_Extracted data entries_

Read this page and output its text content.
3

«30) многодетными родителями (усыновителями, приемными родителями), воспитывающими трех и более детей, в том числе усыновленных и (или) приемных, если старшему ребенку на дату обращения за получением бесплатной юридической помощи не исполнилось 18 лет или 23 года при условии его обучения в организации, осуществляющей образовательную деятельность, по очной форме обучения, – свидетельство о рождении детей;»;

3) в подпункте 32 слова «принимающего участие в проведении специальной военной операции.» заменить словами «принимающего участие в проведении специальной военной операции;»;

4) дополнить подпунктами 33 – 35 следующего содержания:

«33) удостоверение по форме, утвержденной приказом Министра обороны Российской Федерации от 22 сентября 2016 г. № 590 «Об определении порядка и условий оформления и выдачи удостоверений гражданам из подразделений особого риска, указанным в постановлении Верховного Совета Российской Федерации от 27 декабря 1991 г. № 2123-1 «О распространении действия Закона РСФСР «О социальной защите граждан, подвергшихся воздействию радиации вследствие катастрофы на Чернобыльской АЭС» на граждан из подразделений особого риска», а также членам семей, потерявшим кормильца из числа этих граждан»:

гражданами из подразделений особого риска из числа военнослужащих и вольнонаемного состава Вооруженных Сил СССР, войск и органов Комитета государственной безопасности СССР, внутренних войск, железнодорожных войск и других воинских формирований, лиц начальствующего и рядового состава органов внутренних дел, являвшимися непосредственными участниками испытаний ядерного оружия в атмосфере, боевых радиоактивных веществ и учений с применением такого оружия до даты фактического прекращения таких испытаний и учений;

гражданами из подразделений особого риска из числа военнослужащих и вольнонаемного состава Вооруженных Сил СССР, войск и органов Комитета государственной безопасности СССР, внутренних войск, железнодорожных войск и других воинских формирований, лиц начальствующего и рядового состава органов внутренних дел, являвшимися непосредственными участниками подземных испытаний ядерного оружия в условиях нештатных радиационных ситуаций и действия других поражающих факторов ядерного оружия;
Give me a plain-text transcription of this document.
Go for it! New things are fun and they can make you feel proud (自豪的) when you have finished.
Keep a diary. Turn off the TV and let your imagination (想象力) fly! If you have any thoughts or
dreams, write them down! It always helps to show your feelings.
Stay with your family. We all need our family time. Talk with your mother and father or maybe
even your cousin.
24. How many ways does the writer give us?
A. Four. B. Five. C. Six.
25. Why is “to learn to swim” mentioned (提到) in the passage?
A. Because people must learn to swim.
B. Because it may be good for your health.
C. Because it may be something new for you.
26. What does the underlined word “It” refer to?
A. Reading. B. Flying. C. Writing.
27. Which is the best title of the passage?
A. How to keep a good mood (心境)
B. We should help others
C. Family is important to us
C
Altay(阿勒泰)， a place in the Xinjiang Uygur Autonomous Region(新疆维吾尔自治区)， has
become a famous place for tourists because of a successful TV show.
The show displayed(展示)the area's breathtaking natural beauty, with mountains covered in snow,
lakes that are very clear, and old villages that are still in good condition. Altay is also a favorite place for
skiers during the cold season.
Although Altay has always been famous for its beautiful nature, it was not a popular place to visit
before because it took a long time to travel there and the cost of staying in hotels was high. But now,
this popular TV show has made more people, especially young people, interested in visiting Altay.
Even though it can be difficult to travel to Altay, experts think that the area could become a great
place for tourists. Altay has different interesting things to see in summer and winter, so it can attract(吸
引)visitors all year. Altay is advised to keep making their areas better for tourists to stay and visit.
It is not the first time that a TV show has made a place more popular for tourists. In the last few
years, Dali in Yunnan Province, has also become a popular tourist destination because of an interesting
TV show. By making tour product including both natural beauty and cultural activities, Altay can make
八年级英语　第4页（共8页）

_Written problem_
Write each line above out exactly.

_Correct result_
Read this page and output its text content.
3

«30) многодетными родителями (усыновителями, приемными родителями), воспитывающими трех и более детей, в том числе усыновленных и (или) приемных, если старшему ребенку на дату обращения за получением бесплатной юридической помощи не исполнилось 18 лет или 23 года при условии его обучения в организации, осуществляющей образовательную деятельность, по очной форме обучения, – свидетельство о рождении детей;»;

3) в подпункте 32 слова «принимающего участие в проведении специальной военной операции.» заменить словами «принимающего участие в проведении специальной военной операции;»;

4) дополнить подпунктами 33 – 35 следующего содержания:

«33) удостоверение по форме, утвержденной приказом Министра обороны Российской Федерации от 22 сентября 2016 г. № 590 «Об определении порядка и условий оформления и выдачи удостоверений гражданам из подразделений особого риска, указанным в постановлении Верховного Совета Российской Федерации от 27 декабря 1991 г. № 2123-1 «О распространении действия Закона РСФСР «О социальной защите граждан, подвергшихся воздействию радиации вследствие катастрофы на Чернобыльской АЭС» на граждан из подразделений особого риска», а также членам семей, потерявшим кормильца из числа этих граждан»:

гражданами из подразделений особого риска из числа военнослужащих и вольнонаемного состава Вооруженных Сил СССР, войск и органов Комитета государственной безопасности СССР, внутренних войск, железнодорожных войск и других воинских формирований, лиц начальствующего и рядового состава органов внутренних дел, являвшимися непосредственными участниками испытаний ядерного оружия в атмосфере, боевых радиоактивных веществ и учений с применением такого оружия до даты фактического прекращения таких испытаний и учений;

гражданами из подразделений особого риска из числа военнослужащих и вольнонаемного состава Вооруженных Сил СССР, войск и органов Комитета государственной безопасности СССР, внутренних войск, железнодорожных войск и других воинских формирований, лиц начальствующего и рядового состава органов внутренних дел, являвшимися непосредственными участниками подземных испытаний ядерного оружия в условиях нештатных радиационных ситуаций и действия других поражающих факторов ядерного оружия;
Give me a plain-text transcription of this document.
Go for it! New things are fun and they can make you feel proud (自豪的) when you have finished.
Keep a diary. Turn off the TV and let your imagination (想象力) fly! If you have any thoughts or
dreams, write them down! It always helps to show your feelings.
Stay with your family. We all need our family time. Talk with your mother and father or maybe
even your cousin.
24. How many ways does the writer give us?
A. Four. B. Five. C. Six.
25. Why is “to learn to swim” mentioned (提到) in the passage?
A. Because people must learn to swim.
B. Because it may be good for your health.
C. Because it may be something new for you.
26. What does the underlined word “It” refer to?
A. Reading. B. Flying. C. Writing.
27. Which is the best title of the passage?
A. How to keep a good mood (心境)
B. We should help others
C. Family is important to us
C
Altay(阿勒泰)， a place in the Xinjiang Uygur Autonomous Region(新疆维吾尔自治区)， has
become a famous place for tourists because of a successful TV show.
The show displayed(展示)the area's breathtaking natural beauty, with mountains covered in snow,
lakes that are very clear, and old villages that are still in good condition. Altay is also a favorite place for
skiers during the cold season.
Although Altay has always been famous for its beautiful nature, it was not a popular place to visit
before because it took a long time to travel there and the cost of staying in hotels was high. But now,
this popular TV show has made more people, especially young people, interested in visiting Altay.
Even though it can be difficult to travel to Altay, experts think that the area could become a great
place for tourists. Altay has different interesting things to see in summer and winter, so it can attract(吸
引)visitors all year. Altay is advised to keep making their areas better for tourists to stay and visit.
It is not the first time that a TV show has made a place more popular for tourists. In the last few
years, Dali in Yunnan Province, has also become a popular tourist destination because of an interesting
TV show. By making tour product including both natural beauty and cultural activities, Altay can make
八年级英语　第4页（共8页）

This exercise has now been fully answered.